Please report how many lines of the listing below contain the string "treble" with case taken into account. Reply with that number alone.

## Provided data

- - - - -

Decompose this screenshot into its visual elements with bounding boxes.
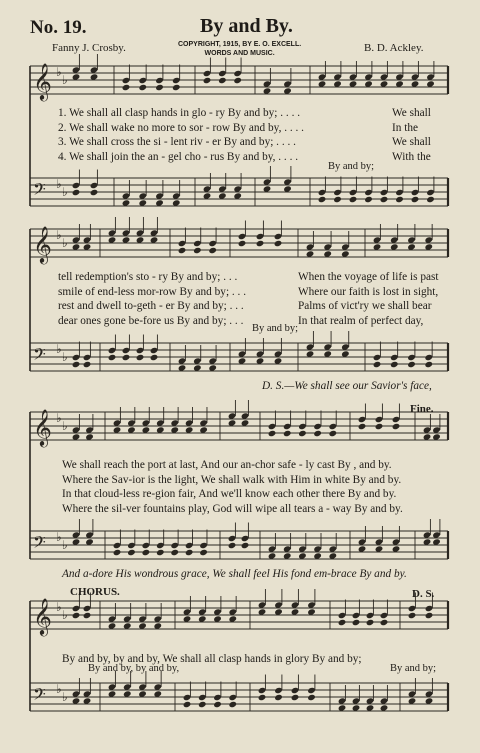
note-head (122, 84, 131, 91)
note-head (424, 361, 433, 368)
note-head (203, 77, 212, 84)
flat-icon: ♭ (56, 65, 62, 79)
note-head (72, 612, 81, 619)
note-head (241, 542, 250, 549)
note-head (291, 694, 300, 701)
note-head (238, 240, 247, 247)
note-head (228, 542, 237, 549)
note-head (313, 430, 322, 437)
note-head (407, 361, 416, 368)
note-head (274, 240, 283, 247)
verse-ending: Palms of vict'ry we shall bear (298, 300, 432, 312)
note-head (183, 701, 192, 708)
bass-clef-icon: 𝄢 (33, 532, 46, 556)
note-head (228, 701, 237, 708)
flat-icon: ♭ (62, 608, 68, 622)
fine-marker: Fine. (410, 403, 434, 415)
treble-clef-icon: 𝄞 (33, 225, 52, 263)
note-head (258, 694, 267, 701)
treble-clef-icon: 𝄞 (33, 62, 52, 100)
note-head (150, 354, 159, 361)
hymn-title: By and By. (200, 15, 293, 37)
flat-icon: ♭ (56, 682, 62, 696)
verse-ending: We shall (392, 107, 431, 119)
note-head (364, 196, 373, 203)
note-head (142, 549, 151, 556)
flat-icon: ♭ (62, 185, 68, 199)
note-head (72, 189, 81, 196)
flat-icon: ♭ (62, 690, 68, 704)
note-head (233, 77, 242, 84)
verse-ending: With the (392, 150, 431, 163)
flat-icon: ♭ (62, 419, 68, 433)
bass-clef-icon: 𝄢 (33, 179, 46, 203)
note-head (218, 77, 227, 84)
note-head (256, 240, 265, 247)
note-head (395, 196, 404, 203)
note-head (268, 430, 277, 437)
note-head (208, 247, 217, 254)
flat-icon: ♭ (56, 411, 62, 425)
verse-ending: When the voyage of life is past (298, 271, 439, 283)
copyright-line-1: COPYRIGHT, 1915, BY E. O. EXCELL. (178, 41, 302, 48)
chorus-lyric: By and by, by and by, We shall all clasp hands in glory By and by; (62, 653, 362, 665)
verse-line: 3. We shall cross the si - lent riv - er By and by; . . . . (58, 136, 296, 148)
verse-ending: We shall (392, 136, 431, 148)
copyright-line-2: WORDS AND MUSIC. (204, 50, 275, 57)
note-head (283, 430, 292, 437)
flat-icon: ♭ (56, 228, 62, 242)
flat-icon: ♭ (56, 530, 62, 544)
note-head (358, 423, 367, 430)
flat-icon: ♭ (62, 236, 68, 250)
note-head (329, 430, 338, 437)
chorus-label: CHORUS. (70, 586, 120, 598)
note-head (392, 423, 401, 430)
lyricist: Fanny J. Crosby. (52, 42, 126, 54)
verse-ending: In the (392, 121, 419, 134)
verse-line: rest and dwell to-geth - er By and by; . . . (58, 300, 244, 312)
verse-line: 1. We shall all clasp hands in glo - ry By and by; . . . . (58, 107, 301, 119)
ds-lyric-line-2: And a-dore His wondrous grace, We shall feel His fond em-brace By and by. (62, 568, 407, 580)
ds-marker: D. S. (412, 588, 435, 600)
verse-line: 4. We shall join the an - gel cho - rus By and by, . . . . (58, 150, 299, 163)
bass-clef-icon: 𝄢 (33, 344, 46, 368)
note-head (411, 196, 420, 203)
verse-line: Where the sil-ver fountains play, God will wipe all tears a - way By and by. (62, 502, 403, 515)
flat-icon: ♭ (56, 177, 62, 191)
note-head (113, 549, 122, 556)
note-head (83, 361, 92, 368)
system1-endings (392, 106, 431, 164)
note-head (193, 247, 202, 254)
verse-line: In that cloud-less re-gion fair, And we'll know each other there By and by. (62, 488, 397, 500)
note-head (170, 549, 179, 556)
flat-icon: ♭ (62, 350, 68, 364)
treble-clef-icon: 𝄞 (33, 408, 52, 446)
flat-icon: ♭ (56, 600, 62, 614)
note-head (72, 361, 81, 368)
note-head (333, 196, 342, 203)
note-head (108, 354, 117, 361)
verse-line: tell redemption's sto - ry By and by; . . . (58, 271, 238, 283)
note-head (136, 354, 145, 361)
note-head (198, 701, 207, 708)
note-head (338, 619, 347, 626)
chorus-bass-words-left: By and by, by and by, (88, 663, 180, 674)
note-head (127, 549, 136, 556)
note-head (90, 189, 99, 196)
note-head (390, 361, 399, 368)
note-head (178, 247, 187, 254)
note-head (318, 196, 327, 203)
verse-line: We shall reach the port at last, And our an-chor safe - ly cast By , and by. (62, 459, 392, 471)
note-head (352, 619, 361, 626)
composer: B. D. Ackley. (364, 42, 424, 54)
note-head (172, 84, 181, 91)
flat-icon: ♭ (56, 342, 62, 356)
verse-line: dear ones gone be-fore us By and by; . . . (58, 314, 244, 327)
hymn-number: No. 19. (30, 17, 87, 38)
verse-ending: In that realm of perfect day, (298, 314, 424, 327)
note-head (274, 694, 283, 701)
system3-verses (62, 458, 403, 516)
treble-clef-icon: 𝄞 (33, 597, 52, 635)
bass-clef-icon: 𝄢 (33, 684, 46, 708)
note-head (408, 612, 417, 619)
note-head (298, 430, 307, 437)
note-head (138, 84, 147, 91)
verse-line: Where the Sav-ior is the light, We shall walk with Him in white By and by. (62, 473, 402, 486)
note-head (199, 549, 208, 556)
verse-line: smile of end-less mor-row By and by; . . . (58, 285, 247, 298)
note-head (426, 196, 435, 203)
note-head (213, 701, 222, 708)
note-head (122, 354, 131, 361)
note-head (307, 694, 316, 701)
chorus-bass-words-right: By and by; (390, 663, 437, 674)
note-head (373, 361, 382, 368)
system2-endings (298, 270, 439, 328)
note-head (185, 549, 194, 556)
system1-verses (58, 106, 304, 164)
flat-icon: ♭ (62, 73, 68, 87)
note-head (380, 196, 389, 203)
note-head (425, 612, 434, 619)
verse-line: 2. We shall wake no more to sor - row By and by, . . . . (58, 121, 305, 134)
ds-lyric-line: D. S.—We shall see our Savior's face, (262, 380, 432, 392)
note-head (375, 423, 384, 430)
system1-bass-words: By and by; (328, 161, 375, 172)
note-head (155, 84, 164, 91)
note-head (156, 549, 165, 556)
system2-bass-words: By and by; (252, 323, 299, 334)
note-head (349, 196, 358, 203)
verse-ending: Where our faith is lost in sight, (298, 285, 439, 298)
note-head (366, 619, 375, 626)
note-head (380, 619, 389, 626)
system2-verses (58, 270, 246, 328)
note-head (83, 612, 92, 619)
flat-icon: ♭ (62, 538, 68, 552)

- - - - -

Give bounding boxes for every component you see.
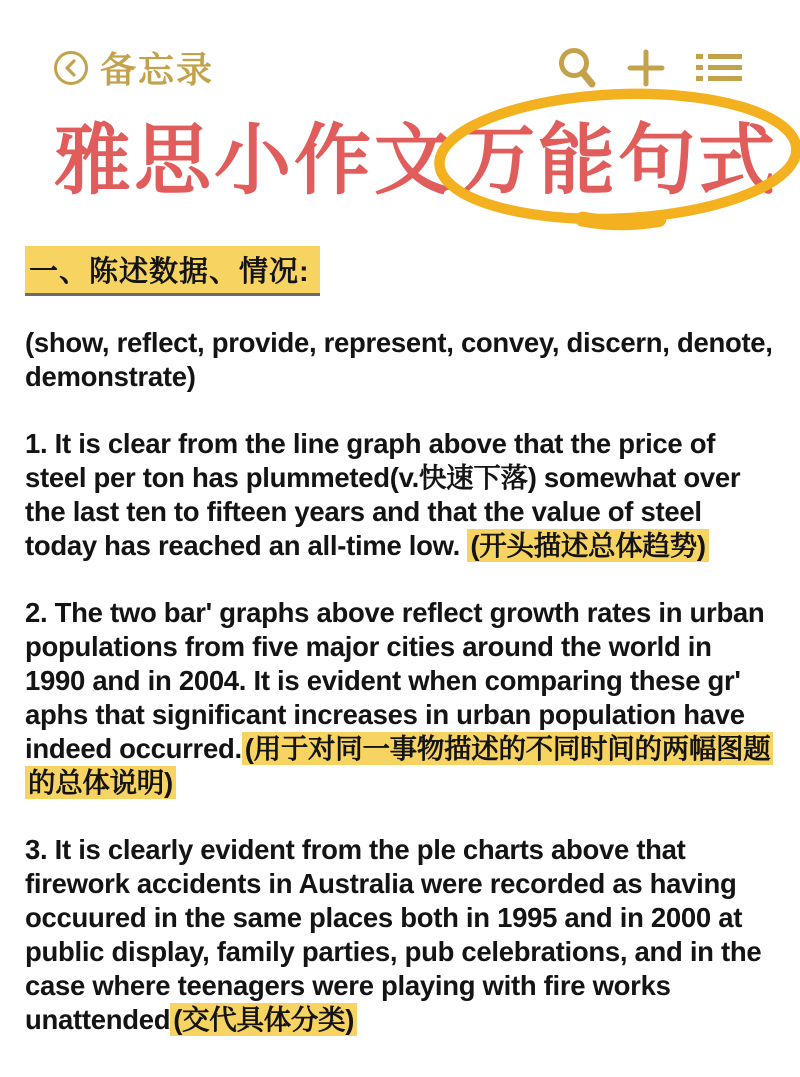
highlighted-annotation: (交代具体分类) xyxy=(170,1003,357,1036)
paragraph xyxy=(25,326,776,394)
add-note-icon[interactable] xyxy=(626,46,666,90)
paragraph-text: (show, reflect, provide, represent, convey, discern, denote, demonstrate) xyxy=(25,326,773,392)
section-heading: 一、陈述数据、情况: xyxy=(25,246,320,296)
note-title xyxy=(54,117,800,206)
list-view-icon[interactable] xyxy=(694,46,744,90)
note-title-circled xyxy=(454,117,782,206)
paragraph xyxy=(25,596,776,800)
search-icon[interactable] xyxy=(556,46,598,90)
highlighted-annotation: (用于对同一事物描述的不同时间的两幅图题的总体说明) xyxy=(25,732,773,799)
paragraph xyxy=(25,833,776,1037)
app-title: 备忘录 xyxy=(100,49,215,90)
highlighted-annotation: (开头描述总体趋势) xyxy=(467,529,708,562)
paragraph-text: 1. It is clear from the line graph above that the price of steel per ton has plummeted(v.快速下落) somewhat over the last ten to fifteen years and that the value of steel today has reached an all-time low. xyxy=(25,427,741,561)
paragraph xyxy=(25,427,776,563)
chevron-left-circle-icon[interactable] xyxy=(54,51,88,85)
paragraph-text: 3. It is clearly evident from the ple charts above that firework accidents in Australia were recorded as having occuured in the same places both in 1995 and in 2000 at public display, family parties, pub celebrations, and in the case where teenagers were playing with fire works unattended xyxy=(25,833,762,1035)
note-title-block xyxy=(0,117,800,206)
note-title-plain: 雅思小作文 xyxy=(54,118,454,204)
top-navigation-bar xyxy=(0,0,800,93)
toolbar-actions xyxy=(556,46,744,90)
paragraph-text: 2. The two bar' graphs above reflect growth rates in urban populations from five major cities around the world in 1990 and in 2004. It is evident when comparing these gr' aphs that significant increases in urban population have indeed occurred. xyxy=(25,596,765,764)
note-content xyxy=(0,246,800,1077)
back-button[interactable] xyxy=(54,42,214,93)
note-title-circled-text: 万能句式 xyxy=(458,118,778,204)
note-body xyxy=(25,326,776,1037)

- - - - -

## Answer for the task
4